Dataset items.

━━━━━━━━

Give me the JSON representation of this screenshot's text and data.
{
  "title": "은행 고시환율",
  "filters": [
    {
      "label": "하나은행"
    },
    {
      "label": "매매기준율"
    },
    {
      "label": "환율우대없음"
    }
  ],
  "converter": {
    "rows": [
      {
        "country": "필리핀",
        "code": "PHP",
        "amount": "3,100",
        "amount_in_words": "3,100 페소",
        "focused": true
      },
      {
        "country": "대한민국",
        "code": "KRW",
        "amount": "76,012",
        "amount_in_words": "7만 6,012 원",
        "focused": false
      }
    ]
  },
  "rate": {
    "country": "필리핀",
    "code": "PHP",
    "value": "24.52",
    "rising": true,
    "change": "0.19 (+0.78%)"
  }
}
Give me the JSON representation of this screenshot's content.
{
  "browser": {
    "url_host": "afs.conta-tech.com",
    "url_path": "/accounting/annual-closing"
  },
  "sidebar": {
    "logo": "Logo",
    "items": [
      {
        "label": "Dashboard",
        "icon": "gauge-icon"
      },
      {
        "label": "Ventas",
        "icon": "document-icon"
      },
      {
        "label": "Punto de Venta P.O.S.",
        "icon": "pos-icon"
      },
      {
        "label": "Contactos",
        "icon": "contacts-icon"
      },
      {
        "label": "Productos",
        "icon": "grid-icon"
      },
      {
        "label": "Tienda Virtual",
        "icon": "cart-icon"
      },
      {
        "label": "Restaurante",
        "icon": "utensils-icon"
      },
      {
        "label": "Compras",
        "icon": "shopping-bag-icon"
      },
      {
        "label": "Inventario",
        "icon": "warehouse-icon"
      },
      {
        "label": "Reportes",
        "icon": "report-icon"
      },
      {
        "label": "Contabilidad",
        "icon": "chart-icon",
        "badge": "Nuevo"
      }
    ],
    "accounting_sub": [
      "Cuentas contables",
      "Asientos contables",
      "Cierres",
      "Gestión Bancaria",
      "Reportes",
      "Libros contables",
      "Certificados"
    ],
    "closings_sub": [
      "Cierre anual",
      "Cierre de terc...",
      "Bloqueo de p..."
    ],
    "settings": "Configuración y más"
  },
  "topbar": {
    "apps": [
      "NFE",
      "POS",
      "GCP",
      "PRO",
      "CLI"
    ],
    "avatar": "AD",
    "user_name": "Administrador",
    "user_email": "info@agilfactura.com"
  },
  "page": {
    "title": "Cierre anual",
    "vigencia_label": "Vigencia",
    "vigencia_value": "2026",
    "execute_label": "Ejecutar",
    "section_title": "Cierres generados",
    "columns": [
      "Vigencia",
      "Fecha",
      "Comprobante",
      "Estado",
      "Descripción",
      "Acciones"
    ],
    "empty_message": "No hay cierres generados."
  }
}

━━━━━━━━

Problem statement.
Look through the data above. Copy every line with the string "representation" in it.

Full answer.
Give me the JSON representation of this screenshot's text and data.
Give me the JSON representation of this screenshot's content.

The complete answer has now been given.